- **Exercise requirements**:
Copy everything from the line containing "List all visible" down to the line containing "2, 676, 27]", switching "ppg-waveform" to "pulse-waveform" and keeping all else as it is. Leave the pictures out of your answer.

- **Provided records**:
* * *
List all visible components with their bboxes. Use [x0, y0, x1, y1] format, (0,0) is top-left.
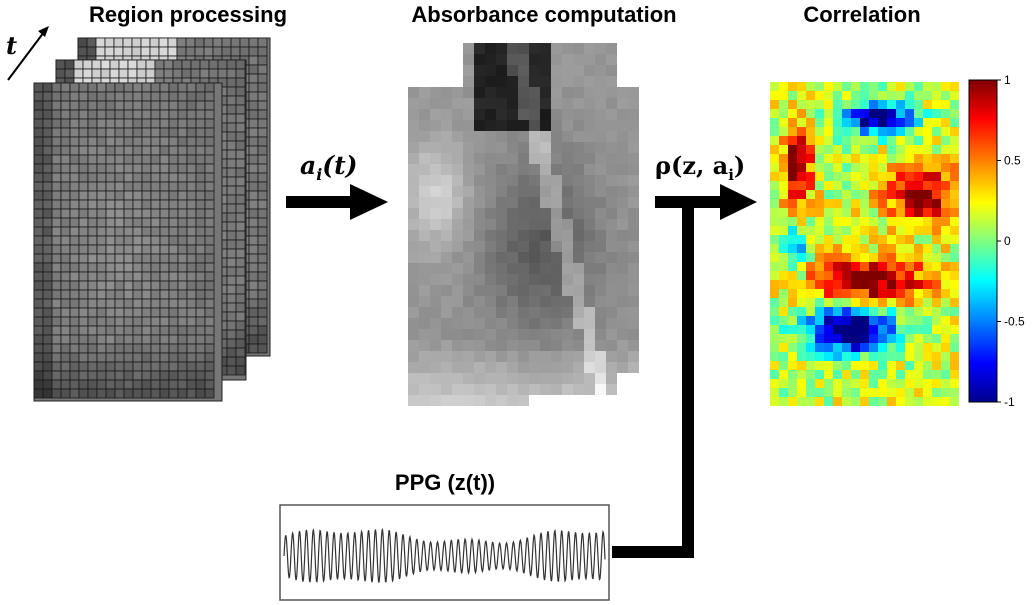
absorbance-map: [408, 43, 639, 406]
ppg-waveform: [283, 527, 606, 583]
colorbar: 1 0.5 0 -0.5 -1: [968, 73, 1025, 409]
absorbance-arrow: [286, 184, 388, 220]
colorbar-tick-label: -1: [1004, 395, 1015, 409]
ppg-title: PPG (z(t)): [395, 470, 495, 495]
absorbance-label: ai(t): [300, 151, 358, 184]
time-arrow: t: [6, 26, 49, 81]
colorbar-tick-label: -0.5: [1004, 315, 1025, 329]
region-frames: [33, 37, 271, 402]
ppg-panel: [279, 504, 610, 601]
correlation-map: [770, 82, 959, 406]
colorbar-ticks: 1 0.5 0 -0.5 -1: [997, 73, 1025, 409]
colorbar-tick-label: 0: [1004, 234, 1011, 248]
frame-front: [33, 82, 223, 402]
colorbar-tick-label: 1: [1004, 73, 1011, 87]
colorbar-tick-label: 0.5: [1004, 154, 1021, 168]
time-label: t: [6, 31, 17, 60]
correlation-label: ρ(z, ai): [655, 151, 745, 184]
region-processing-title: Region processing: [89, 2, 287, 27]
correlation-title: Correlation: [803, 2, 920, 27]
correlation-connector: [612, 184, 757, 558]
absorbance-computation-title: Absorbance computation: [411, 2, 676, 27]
* * *
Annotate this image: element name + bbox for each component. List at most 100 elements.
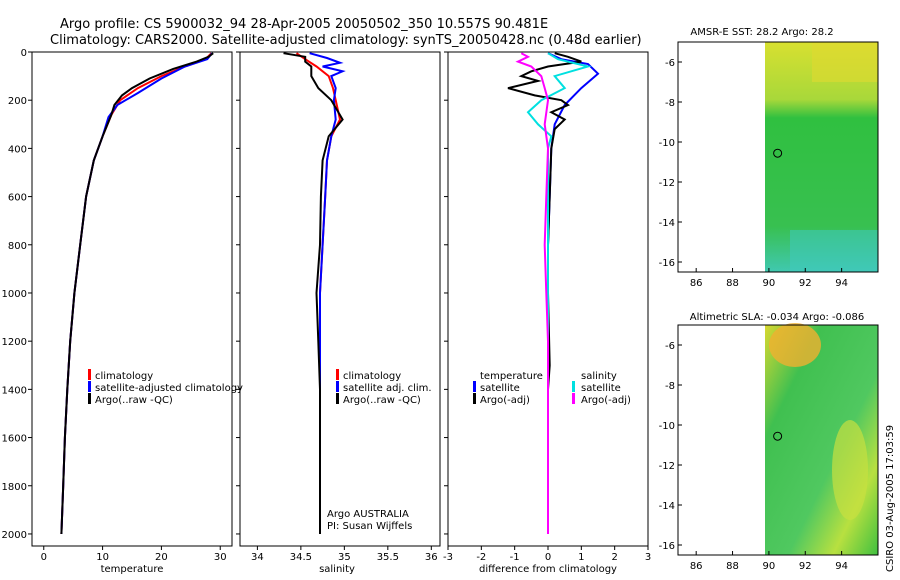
* * *
- **Response for this exercise**:
List all visible components with their bboxes. Use [x0, y0, x1, y1] format, (0,0) is top-left.
absorbance-map: [408, 43, 639, 406]
pulse-waveform: [283, 527, 606, 583]
colorbar: 1 0.5 0 -0.5 -1: [968, 73, 1025, 409]
absorbance-arrow: [286, 184, 388, 220]
colorbar-tick-label: -1: [1004, 395, 1015, 409]
ppg-title: PPG (z(t)): [395, 470, 495, 495]
absorbance-label: ai(t): [300, 151, 358, 184]
time-arrow: t: [6, 26, 49, 81]
colorbar-tick-label: -0.5: [1004, 315, 1025, 329]
region-frames: [33, 37, 271, 402]
ppg-panel: [279, 504, 610, 601]
correlation-map: [770, 82, 959, 406]
colorbar-ticks: 1 0.5 0 -0.5 -1: [997, 73, 1025, 409]
colorbar-tick-label: 0: [1004, 234, 1011, 248]
frame-front: [33, 82, 223, 402]
colorbar-tick-label: 1: [1004, 73, 1011, 87]
colorbar-tick-label: 0.5: [1004, 154, 1021, 168]
time-label: t: [6, 31, 17, 60]
correlation-label: ρ(z, ai): [655, 151, 745, 184]
region-processing-title: Region processing: [89, 2, 287, 27]
correlation-title: Correlation: [803, 2, 920, 27]
correlation-connector: [612, 184, 757, 558]
absorbance-computation-title: Absorbance computation: [411, 2, 676, 27]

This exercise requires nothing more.